----- Selection -----

Ever increasing demand for food, land and energy is destroying the planet’s fragile ecosystems
by TR Pakistan

WWF’s latest Living Planet Report (LPR), which is published every two years to assess the state of the planet’s wildlife, bears some grim warnings. According to the charity, population size of vertebrate species — including mammals, birds, fish, reptiles and amphibians — have shrunk at an average of 60 percent between 1970 and 2014. The report adds that loss in biodiversity at such a rate is only seen during mass extinctions. Vertebrate population losses in South and Central America are particularly high, with populations having declined by 89 percent since 1970.

The LPR goes on to say that only 25 percent of the world remains untouched by the impact of human activity, and warns that by 2050 this figure will have fallen to 10 percent.

The report states that it is the ever increasing demand for energy, land and water that is driving these alarming changes.

Read more: Restoring extinct or endangered species’ populations could decelerate climate change

Deforestation also continues to be a problem. The report states that although forest loss has decelerated in some regions in recent decades, it has accelerated in certain tropical forests that have the highest biodiversity levels on Earth.

----- Information provided -----

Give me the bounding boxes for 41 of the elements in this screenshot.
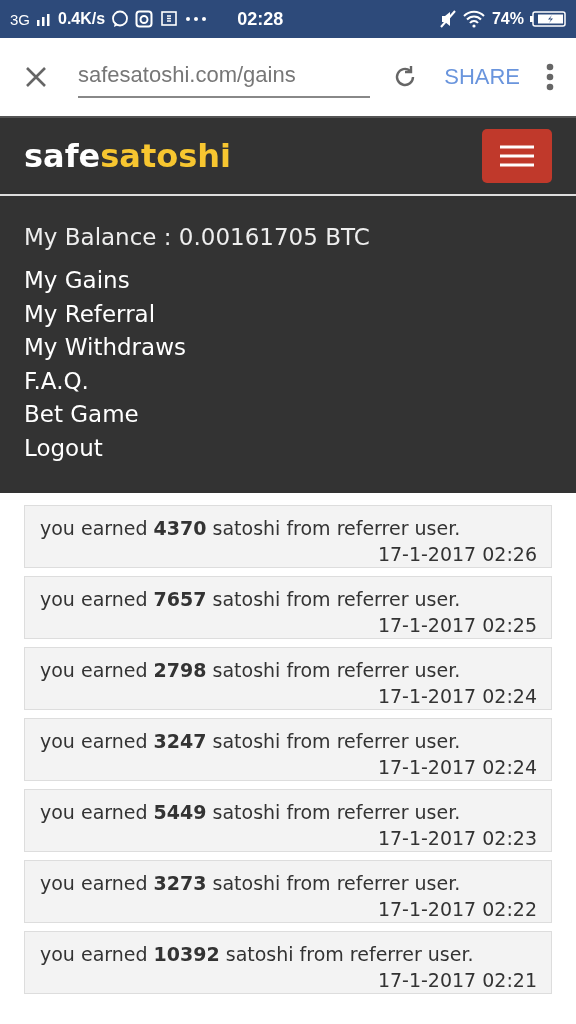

-----

## To do
1 - Transcribe the passage of the wildlife-loss article starting with "Read more: Restoring" and going on through "levels on Earth.".
2 - According to the wildlife-loss article, how often is the Living Planet Report published?
3 - Take the article on shrinking wildlife populations further from its last sentence.

## Exercise responses
1 -
Read more: Restoring extinct or endangered species’ populations could decelerate climate change

Deforestation also continues to be a problem. The report states that although forest loss has decelerated in some regions in recent decades, it has accelerated in certain tropical forests that have the highest biodiversity levels on Earth.

2 - Every two years.

3 -
The LPR also notes that plastic pollution continues to be a major threat to marine life and that humanity’s plastic footprint continues to expand in the world’s oceans. It adds that plastic has been detected in the deepest parts of the ocean, including the Mariana Trench, which is 10,994 meters deep.

Source: WWF

Freshwater species are also at considerable risk, with populations of species occupying lakes, rivers and wetlands having declined by 83 percent since 1970.

In the report, the WWF has called for “a new global deal for for nature and people.”

Source: WWF

“The incalculable potential future value of benefits we might derive from further discoveries based on natural diversity will only be possible so long as ecosystems can continue to sustain the vast range of species that share the world with us. This includes the millions that have yet to be described, let alone studied”, states the LPR.